Exercise data:
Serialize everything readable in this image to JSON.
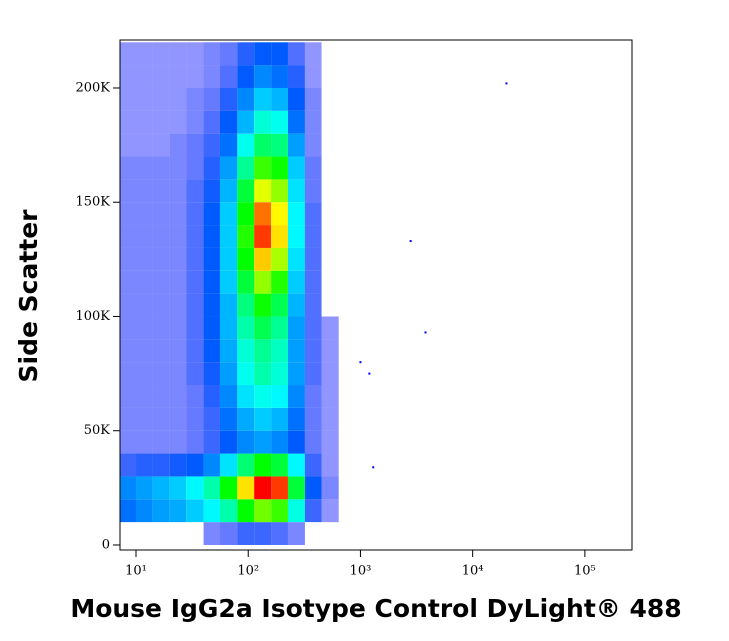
{
  "chart_data": {
    "type": "density2d",
    "x_label": "Mouse IgG2a Isotype Control DyLight® 488",
    "y_label": "Side Scatter",
    "xscale": "log",
    "xlim": [
      7.2,
      263000
    ],
    "ylim": [
      -2200,
      221000
    ],
    "xticks": [
      {
        "value": 10,
        "label": "10¹"
      },
      {
        "value": 100,
        "label": "10²"
      },
      {
        "value": 1000,
        "label": "10³"
      },
      {
        "value": 10000,
        "label": "10⁴"
      },
      {
        "value": 100000,
        "label": "10⁵"
      }
    ],
    "yticks": [
      0,
      {
        "value": 50000,
        "label": "50K"
      },
      {
        "value": 100000,
        "label": "100K"
      },
      {
        "value": 150000,
        "label": "150K"
      },
      {
        "value": 200000,
        "label": "200K"
      }
    ],
    "colormap": [
      "#0000ff",
      "#00ffff",
      "#00ff00",
      "#ffff00",
      "#ff0000"
    ],
    "xbins": [
      7.2,
      10,
      14,
      20,
      28,
      40,
      56,
      80,
      113,
      160,
      226,
      320,
      450,
      640,
      900,
      1270
    ],
    "ybins": [
      0,
      10000,
      20000,
      30000,
      40000,
      50000,
      60000,
      70000,
      80000,
      90000,
      100000,
      110000,
      120000,
      130000,
      140000,
      150000,
      160000,
      170000,
      180000,
      190000,
      200000,
      210000,
      220000
    ],
    "counts": [
      [
        0,
        0,
        0,
        0,
        0,
        2,
        3,
        5,
        5,
        4,
        2,
        0,
        0,
        0,
        0
      ],
      [
        10,
        12,
        14,
        15,
        18,
        22,
        30,
        45,
        55,
        50,
        25,
        5,
        1,
        0,
        0
      ],
      [
        12,
        14,
        16,
        18,
        22,
        30,
        45,
        70,
        90,
        85,
        40,
        8,
        2,
        0,
        0
      ],
      [
        5,
        6,
        6,
        7,
        8,
        12,
        20,
        35,
        45,
        40,
        22,
        5,
        1,
        0,
        0
      ],
      [
        2,
        2,
        2,
        2,
        3,
        5,
        8,
        12,
        14,
        12,
        8,
        3,
        1,
        0,
        0
      ],
      [
        2,
        2,
        2,
        2,
        3,
        5,
        10,
        15,
        18,
        16,
        10,
        3,
        1,
        0,
        0
      ],
      [
        2,
        2,
        2,
        2,
        3,
        6,
        12,
        20,
        24,
        22,
        12,
        3,
        1,
        0,
        0
      ],
      [
        2,
        2,
        2,
        2,
        4,
        7,
        14,
        24,
        30,
        26,
        14,
        4,
        1,
        0,
        0
      ],
      [
        2,
        2,
        2,
        2,
        4,
        8,
        15,
        26,
        32,
        28,
        14,
        4,
        1,
        0,
        0
      ],
      [
        2,
        2,
        2,
        2,
        4,
        8,
        16,
        30,
        38,
        32,
        14,
        4,
        1,
        0,
        0
      ],
      [
        2,
        2,
        2,
        2,
        4,
        8,
        16,
        34,
        46,
        38,
        16,
        4,
        0,
        0,
        0
      ],
      [
        2,
        2,
        2,
        2,
        4,
        8,
        18,
        40,
        58,
        48,
        18,
        4,
        0,
        0,
        0
      ],
      [
        2,
        2,
        2,
        2,
        4,
        8,
        18,
        45,
        72,
        60,
        20,
        4,
        0,
        0,
        0
      ],
      [
        2,
        2,
        2,
        2,
        4,
        8,
        18,
        48,
        85,
        70,
        22,
        4,
        0,
        0,
        0
      ],
      [
        2,
        2,
        2,
        2,
        4,
        8,
        18,
        45,
        80,
        68,
        22,
        4,
        0,
        0,
        0
      ],
      [
        2,
        2,
        2,
        2,
        4,
        7,
        16,
        40,
        65,
        58,
        20,
        3,
        0,
        0,
        0
      ],
      [
        2,
        2,
        2,
        2,
        3,
        6,
        14,
        32,
        50,
        46,
        18,
        3,
        0,
        0,
        0
      ],
      [
        1,
        1,
        1,
        2,
        3,
        5,
        10,
        24,
        36,
        34,
        14,
        2,
        0,
        0,
        0
      ],
      [
        1,
        1,
        1,
        1,
        2,
        4,
        8,
        16,
        26,
        24,
        10,
        2,
        0,
        0,
        0
      ],
      [
        1,
        1,
        1,
        1,
        2,
        3,
        6,
        12,
        18,
        16,
        8,
        2,
        0,
        0,
        0
      ],
      [
        1,
        1,
        1,
        1,
        1,
        2,
        4,
        8,
        12,
        10,
        6,
        1,
        0,
        0,
        0
      ],
      [
        1,
        1,
        1,
        1,
        1,
        2,
        3,
        6,
        8,
        8,
        4,
        1,
        0,
        0,
        0
      ]
    ],
    "points": {
      "x": [
        20000,
        2800,
        3800,
        1000,
        1200,
        1300
      ],
      "y": [
        202000,
        133000,
        93000,
        80000,
        75000,
        34000
      ]
    }
  }
}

Exercise task:
Output an exact copy of the material, with the pictures removed.

Answer to this task:
Serialize everything readable in this image to JSON.
{
  "chart_data": {
    "type": "density2d",
    "x_label": "Mouse IgG2a Isotype Control DyLight® 488",
    "y_label": "Side Scatter",
    "xscale": "log",
    "xlim": [
      7.2,
      263000
    ],
    "ylim": [
      -2200,
      221000
    ],
    "xticks": [
      {
        "value": 10,
        "label": "10¹"
      },
      {
        "value": 100,
        "label": "10²"
      },
      {
        "value": 1000,
        "label": "10³"
      },
      {
        "value": 10000,
        "label": "10⁴"
      },
      {
        "value": 100000,
        "label": "10⁵"
      }
    ],
    "yticks": [
      0,
      {
        "value": 50000,
        "label": "50K"
      },
      {
        "value": 100000,
        "label": "100K"
      },
      {
        "value": 150000,
        "label": "150K"
      },
      {
        "value": 200000,
        "label": "200K"
      }
    ],
    "colormap": [
      "#0000ff",
      "#00ffff",
      "#00ff00",
      "#ffff00",
      "#ff0000"
    ],
    "xbins": [
      7.2,
      10,
      14,
      20,
      28,
      40,
      56,
      80,
      113,
      160,
      226,
      320,
      450,
      640,
      900,
      1270
    ],
    "ybins": [
      0,
      10000,
      20000,
      30000,
      40000,
      50000,
      60000,
      70000,
      80000,
      90000,
      100000,
      110000,
      120000,
      130000,
      140000,
      150000,
      160000,
      170000,
      180000,
      190000,
      200000,
      210000,
      220000
    ],
    "counts": [
      [
        0,
        0,
        0,
        0,
        0,
        2,
        3,
        5,
        5,
        4,
        2,
        0,
        0,
        0,
        0
      ],
      [
        10,
        12,
        14,
        15,
        18,
        22,
        30,
        45,
        55,
        50,
        25,
        5,
        1,
        0,
        0
      ],
      [
        12,
        14,
        16,
        18,
        22,
        30,
        45,
        70,
        90,
        85,
        40,
        8,
        2,
        0,
        0
      ],
      [
        5,
        6,
        6,
        7,
        8,
        12,
        20,
        35,
        45,
        40,
        22,
        5,
        1,
        0,
        0
      ],
      [
        2,
        2,
        2,
        2,
        3,
        5,
        8,
        12,
        14,
        12,
        8,
        3,
        1,
        0,
        0
      ],
      [
        2,
        2,
        2,
        2,
        3,
        5,
        10,
        15,
        18,
        16,
        10,
        3,
        1,
        0,
        0
      ],
      [
        2,
        2,
        2,
        2,
        3,
        6,
        12,
        20,
        24,
        22,
        12,
        3,
        1,
        0,
        0
      ],
      [
        2,
        2,
        2,
        2,
        4,
        7,
        14,
        24,
        30,
        26,
        14,
        4,
        1,
        0,
        0
      ],
      [
        2,
        2,
        2,
        2,
        4,
        8,
        15,
        26,
        32,
        28,
        14,
        4,
        1,
        0,
        0
      ],
      [
        2,
        2,
        2,
        2,
        4,
        8,
        16,
        30,
        38,
        32,
        14,
        4,
        1,
        0,
        0
      ],
      [
        2,
        2,
        2,
        2,
        4,
        8,
        16,
        34,
        46,
        38,
        16,
        4,
        0,
        0,
        0
      ],
      [
        2,
        2,
        2,
        2,
        4,
        8,
        18,
        40,
        58,
        48,
        18,
        4,
        0,
        0,
        0
      ],
      [
        2,
        2,
        2,
        2,
        4,
        8,
        18,
        45,
        72,
        60,
        20,
        4,
        0,
        0,
        0
      ],
      [
        2,
        2,
        2,
        2,
        4,
        8,
        18,
        48,
        85,
        70,
        22,
        4,
        0,
        0,
        0
      ],
      [
        2,
        2,
        2,
        2,
        4,
        8,
        18,
        45,
        80,
        68,
        22,
        4,
        0,
        0,
        0
      ],
      [
        2,
        2,
        2,
        2,
        4,
        7,
        16,
        40,
        65,
        58,
        20,
        3,
        0,
        0,
        0
      ],
      [
        2,
        2,
        2,
        2,
        3,
        6,
        14,
        32,
        50,
        46,
        18,
        3,
        0,
        0,
        0
      ],
      [
        1,
        1,
        1,
        2,
        3,
        5,
        10,
        24,
        36,
        34,
        14,
        2,
        0,
        0,
        0
      ],
      [
        1,
        1,
        1,
        1,
        2,
        4,
        8,
        16,
        26,
        24,
        10,
        2,
        0,
        0,
        0
      ],
      [
        1,
        1,
        1,
        1,
        2,
        3,
        6,
        12,
        18,
        16,
        8,
        2,
        0,
        0,
        0
      ],
      [
        1,
        1,
        1,
        1,
        1,
        2,
        4,
        8,
        12,
        10,
        6,
        1,
        0,
        0,
        0
      ],
      [
        1,
        1,
        1,
        1,
        1,
        2,
        3,
        6,
        8,
        8,
        4,
        1,
        0,
        0,
        0
      ]
    ],
    "points": {
      "x": [
        20000,
        2800,
        3800,
        1000,
        1200,
        1300
      ],
      "y": [
        202000,
        133000,
        93000,
        80000,
        75000,
        34000
      ]
    }
  }
}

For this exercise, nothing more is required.